• **Task to complete**
Give the number of lines holding the string "text" and nothing more.

*** Record extracts

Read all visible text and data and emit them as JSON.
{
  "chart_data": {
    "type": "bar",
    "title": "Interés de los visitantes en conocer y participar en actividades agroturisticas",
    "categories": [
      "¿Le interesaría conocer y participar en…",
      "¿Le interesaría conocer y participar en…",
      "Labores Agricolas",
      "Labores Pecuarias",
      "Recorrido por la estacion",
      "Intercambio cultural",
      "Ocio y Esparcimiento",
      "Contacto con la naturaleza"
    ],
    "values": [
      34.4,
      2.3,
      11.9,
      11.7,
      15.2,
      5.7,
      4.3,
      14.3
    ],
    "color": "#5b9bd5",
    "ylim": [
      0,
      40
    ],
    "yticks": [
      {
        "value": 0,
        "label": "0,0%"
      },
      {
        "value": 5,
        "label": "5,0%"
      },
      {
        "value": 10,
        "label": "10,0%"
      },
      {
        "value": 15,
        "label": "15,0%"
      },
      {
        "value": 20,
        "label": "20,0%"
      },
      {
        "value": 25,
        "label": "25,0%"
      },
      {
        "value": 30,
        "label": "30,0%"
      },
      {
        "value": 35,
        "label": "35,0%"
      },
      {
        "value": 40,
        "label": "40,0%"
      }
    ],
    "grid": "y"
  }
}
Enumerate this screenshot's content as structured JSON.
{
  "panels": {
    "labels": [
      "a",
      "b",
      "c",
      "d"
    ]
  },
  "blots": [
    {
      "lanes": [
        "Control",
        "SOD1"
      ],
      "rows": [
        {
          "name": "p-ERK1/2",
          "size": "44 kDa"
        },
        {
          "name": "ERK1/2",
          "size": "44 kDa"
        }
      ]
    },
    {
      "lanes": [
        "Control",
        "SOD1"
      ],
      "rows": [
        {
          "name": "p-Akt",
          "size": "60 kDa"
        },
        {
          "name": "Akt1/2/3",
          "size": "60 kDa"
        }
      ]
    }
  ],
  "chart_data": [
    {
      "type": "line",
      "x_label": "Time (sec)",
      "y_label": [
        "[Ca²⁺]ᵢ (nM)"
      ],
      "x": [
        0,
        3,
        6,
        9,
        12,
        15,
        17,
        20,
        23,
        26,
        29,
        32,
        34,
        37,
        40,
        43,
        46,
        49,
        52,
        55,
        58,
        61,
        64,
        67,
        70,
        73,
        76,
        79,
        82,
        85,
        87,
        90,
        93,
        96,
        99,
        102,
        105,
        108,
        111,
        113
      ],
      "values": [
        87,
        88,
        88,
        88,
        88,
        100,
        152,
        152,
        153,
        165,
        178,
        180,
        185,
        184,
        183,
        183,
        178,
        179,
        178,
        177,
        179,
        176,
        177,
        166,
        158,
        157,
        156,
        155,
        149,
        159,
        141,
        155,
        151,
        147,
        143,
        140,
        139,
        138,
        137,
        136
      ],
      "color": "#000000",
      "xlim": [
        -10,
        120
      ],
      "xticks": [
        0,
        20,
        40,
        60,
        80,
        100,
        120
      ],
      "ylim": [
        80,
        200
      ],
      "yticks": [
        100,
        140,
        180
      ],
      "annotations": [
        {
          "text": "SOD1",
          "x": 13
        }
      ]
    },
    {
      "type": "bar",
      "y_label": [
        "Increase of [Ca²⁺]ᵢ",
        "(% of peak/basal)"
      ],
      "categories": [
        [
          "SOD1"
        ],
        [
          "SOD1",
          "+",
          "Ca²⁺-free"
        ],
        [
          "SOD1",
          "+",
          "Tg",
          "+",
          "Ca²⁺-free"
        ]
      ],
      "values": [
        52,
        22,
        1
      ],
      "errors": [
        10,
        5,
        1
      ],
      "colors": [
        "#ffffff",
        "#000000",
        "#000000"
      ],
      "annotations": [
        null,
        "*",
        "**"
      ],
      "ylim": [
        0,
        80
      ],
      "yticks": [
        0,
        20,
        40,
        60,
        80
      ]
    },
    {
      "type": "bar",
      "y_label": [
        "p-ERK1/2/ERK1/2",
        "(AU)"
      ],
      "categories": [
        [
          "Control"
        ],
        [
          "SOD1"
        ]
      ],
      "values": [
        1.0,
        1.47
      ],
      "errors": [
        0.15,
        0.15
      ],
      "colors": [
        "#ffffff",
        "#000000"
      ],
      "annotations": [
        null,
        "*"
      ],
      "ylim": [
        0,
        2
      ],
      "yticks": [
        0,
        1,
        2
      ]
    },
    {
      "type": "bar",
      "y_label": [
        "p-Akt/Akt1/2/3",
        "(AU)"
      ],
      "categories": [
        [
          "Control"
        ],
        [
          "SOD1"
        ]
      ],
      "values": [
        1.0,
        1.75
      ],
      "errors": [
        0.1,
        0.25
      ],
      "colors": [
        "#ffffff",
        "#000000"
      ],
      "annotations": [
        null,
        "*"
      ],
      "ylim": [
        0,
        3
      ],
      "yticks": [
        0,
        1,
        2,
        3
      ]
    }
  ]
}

******

• **Exercise response**
2